• Page text:
My earliest ever memory is turning around to ask my dad who the team in claret and blue were on the television, “It’s Aston Villa” he said, and I have followed them ever since. I have played the game since I was five and I can remember sliding through a team-mates’ legs at the training ground (the park) in the rain in order to score my first ever goal from all of a yard out. I can even just about remember Villa going 2-0 up against Inter Milan in the UEFA Cup 1990, only to lose the away leg 3-0 (we watched it in a holiday caravan) and can certainly remember Dalian Atkinson scoring a wonderful goal against Manchester United, when we won 3-1 to take the Coca Cola Cup in 1994; what a day!
In 1994 the football transfer record stood at £13m paid to Torino by Milan in 1992 for Gianluigi Lentini. In today’s money, that roughly equates to £22m (BoE inflation calculator). At the same time the British record stood at £5.5m paid to Tottenham Hotspur by Lazio in 1992 for Paul Gascoigne; around £9.3m by today’s standards. By comparison, the £85.3m paid by Real Madrid for Gareth Bale in August this year (2013) would have been worth around £51m in 1994. This sum is 3.9 and 15.5 times greater respectively than the world and British transfer records of 1994. Plainly put, the money in football today is beyond absurd and, although I’ll never be able to turn my back on the game, I find it physically sickening when I think of the vast fortunes that are made by it and that are passed around like candy. And so, the rest of this piece is going to be devoted to some very broad comparisons between the money incorporated into two of my biggest passions, namely, wildlife conservation and football. I won’t even begin to explore the disconnection between what is a game for the working classes i.e. you only really need a ball, and the millionaires that it creates as well as the sometimes dubious personalities it promotes, unavoidably, as role models.

• Supplied material:
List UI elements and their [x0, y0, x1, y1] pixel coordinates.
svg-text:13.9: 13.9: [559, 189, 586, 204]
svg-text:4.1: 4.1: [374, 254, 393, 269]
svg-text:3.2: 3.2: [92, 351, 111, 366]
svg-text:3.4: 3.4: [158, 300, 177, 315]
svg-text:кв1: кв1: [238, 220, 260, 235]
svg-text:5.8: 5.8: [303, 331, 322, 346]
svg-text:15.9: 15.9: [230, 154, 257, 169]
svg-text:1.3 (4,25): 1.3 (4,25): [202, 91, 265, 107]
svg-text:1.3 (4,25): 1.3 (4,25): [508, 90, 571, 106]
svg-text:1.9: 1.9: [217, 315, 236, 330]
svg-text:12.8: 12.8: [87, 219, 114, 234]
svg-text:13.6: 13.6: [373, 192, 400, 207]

• Direction: Quote the part of the football essay that starts at the words "My earliest ever" and stops after "what a day!", keeping its wording unchanged.

• Solution:
My earliest ever memory is turning around to ask my dad who the team in claret and blue were on the television, “It’s Aston Villa” he said, and I have followed them ever since. I have played the game since I was five and I can remember sliding through a team-mates’ legs at the training ground (the park) in the rain in order to score my first ever goal from all of a yard out. I can even just about remember Villa going 2-0 up against Inter Milan in the UEFA Cup 1990, only to lose the away leg 3-0 (we watched it in a holiday caravan) and can certainly remember Dalian Atkinson scoring a wonderful goal against Manchester United, when we won 3-1 to take the Coca Cola Cup in 1994; what a day!